EXERCISE DETAILS: Report back each line of the records that contains the string "Application".

ENTRIES SUPPLIED:
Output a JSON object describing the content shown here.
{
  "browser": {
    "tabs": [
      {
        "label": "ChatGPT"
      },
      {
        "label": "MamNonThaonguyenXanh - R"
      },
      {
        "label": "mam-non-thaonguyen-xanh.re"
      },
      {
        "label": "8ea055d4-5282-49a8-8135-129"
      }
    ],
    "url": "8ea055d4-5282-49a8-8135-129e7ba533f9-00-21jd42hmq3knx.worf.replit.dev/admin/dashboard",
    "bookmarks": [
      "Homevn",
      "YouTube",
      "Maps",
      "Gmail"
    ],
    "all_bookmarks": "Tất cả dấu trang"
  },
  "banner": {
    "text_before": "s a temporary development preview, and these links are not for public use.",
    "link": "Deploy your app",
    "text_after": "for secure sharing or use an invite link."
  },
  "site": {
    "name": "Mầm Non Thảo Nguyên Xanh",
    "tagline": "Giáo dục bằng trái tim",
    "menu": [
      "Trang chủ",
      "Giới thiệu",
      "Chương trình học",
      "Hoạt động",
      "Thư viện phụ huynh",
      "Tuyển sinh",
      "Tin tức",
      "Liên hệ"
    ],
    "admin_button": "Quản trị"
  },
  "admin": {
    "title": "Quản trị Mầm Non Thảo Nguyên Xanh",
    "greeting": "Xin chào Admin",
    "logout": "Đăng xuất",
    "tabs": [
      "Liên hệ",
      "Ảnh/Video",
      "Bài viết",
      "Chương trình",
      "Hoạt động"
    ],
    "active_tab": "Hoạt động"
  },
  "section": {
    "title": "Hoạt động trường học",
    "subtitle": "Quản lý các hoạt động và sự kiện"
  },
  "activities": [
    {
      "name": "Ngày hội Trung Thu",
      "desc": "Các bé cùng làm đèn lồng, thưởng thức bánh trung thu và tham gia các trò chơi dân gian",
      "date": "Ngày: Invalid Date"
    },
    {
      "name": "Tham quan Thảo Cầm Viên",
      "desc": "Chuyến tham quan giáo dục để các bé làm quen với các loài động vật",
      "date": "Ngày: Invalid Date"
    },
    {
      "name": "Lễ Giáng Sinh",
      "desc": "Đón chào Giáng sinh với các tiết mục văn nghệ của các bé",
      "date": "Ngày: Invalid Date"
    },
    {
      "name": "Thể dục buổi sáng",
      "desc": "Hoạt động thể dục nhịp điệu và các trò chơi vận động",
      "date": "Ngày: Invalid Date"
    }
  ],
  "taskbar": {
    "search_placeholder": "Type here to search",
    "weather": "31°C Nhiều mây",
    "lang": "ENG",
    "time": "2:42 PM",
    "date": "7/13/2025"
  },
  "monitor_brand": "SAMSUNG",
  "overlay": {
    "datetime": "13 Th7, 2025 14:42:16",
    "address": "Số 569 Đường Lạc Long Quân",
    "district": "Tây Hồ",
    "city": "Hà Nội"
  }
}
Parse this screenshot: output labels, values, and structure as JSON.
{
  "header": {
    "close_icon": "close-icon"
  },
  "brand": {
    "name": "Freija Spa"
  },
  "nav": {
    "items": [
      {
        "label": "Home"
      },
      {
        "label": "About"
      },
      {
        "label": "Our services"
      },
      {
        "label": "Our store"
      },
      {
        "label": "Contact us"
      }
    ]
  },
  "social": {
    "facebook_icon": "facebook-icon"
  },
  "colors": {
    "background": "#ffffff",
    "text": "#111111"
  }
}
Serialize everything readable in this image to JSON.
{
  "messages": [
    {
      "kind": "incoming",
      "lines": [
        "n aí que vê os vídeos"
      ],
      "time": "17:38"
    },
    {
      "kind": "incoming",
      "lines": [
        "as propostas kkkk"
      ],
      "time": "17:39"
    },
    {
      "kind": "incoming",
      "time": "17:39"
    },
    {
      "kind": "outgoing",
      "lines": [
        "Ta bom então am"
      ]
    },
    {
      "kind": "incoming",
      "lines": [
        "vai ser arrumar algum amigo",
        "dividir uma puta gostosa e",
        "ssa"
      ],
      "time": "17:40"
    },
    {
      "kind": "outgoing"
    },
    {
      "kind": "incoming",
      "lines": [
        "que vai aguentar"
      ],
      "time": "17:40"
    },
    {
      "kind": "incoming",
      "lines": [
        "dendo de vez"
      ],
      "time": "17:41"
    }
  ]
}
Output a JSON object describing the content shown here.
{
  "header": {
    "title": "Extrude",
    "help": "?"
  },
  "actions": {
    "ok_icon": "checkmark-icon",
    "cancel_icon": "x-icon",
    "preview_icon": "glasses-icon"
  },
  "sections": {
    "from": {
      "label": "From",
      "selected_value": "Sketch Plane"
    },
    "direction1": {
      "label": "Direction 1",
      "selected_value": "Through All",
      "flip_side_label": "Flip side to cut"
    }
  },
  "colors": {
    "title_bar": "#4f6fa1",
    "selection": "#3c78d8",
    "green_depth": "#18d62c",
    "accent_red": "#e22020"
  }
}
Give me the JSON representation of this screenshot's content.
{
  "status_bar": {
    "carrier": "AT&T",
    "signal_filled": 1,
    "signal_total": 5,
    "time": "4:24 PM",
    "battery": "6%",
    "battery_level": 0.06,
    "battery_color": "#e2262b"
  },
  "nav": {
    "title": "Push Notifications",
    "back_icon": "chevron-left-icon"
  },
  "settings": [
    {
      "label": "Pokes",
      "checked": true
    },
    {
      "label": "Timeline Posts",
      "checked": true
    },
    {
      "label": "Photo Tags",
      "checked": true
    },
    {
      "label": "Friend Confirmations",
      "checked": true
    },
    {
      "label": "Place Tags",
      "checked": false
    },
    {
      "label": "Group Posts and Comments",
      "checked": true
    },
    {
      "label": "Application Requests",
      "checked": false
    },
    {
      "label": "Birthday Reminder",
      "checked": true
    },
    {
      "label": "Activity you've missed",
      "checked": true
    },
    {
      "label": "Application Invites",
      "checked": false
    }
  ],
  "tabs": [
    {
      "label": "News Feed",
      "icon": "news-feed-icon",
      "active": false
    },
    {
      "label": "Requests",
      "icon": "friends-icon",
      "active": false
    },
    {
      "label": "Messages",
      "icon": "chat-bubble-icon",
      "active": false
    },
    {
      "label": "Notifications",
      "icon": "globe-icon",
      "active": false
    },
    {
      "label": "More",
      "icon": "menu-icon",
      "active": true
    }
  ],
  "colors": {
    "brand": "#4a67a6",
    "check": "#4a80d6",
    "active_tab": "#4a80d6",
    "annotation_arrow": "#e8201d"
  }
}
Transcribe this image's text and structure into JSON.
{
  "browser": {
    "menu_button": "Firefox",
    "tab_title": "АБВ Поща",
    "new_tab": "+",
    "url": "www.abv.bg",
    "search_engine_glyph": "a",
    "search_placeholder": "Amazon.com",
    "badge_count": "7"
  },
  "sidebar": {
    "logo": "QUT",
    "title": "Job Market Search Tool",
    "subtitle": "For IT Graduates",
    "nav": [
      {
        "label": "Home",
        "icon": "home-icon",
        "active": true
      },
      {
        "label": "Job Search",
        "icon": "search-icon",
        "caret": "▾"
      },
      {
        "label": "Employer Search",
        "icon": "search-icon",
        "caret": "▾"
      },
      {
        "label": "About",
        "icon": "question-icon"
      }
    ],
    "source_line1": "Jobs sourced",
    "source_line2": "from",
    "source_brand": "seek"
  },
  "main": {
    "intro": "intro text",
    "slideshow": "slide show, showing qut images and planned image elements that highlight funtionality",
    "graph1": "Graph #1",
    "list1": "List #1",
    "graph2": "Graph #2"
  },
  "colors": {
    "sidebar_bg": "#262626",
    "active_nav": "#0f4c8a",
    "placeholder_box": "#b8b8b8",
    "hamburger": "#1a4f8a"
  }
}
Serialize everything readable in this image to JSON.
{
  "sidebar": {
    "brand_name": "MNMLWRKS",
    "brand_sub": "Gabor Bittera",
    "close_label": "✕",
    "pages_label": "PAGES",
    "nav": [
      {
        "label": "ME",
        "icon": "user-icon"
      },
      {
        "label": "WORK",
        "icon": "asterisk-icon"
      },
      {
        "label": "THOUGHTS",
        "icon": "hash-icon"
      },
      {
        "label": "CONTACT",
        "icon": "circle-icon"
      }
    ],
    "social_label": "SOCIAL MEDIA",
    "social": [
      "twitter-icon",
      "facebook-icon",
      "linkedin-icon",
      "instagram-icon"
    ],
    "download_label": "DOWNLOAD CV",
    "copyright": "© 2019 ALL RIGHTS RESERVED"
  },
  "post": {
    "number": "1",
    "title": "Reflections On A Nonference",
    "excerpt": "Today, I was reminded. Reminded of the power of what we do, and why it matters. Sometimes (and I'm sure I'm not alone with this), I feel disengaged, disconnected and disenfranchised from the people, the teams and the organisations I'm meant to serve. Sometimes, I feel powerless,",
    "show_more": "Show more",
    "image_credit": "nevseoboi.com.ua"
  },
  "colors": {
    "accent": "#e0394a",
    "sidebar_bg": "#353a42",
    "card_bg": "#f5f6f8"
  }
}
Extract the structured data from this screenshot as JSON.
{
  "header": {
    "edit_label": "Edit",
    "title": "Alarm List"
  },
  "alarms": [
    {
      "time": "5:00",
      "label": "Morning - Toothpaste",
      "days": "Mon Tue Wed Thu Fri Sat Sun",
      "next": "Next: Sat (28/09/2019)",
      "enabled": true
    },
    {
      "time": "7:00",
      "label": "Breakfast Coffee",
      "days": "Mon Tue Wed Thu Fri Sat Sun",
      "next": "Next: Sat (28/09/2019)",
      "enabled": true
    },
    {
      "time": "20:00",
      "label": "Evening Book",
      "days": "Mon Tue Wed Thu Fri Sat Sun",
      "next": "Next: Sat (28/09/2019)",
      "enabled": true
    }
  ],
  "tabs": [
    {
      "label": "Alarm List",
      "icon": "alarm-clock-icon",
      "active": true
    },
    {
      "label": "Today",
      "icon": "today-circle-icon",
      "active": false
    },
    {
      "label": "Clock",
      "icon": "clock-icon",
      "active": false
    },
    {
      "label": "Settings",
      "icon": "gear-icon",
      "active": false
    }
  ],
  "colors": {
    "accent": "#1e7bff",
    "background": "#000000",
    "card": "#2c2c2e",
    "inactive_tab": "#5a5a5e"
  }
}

SOLVED EXERCISE:
      "label": "Application Requests",
      "label": "Application Invites",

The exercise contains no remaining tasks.